WHAT YOU NEED TO DO
In the entries below, find every line with "Output" and copy it.

[Extracted data entries]
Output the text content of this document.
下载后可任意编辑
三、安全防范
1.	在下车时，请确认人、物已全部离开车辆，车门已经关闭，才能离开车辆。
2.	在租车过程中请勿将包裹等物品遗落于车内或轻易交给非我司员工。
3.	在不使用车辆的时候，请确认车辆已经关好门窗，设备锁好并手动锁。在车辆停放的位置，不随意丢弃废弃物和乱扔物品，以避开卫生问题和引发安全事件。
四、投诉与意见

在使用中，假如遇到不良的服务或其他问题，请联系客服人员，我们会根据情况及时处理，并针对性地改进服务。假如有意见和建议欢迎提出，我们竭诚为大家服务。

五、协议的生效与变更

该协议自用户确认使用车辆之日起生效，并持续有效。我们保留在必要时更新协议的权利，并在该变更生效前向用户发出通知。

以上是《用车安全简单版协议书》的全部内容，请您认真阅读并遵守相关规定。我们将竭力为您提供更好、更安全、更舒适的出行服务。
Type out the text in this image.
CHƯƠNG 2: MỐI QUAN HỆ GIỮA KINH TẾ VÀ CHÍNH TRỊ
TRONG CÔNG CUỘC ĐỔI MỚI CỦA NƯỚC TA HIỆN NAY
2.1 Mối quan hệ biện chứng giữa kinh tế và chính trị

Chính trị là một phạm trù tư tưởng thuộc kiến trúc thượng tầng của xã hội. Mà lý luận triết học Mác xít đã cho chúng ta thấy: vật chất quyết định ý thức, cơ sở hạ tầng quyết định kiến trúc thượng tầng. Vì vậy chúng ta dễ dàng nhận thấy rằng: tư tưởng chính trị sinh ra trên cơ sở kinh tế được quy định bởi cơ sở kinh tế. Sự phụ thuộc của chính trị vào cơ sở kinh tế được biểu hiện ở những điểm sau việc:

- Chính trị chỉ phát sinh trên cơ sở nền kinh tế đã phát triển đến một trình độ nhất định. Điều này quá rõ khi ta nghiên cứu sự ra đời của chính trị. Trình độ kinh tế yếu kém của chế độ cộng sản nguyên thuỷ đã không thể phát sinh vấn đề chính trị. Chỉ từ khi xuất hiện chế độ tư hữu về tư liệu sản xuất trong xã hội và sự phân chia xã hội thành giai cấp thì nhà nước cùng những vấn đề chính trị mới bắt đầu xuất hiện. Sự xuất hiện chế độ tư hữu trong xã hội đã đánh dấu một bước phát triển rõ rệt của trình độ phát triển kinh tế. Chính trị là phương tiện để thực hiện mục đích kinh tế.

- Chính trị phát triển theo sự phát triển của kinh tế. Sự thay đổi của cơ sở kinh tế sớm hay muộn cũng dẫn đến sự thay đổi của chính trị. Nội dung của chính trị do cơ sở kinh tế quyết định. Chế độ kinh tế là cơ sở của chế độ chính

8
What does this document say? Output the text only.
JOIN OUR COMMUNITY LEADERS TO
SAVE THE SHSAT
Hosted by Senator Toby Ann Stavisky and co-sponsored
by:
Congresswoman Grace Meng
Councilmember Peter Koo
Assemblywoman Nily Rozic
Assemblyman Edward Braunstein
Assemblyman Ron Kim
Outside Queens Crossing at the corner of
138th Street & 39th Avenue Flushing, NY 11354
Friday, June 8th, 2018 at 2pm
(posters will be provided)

RESULT OF THIS TASK
Output the text content of this document.
What does this document say? Output the text only.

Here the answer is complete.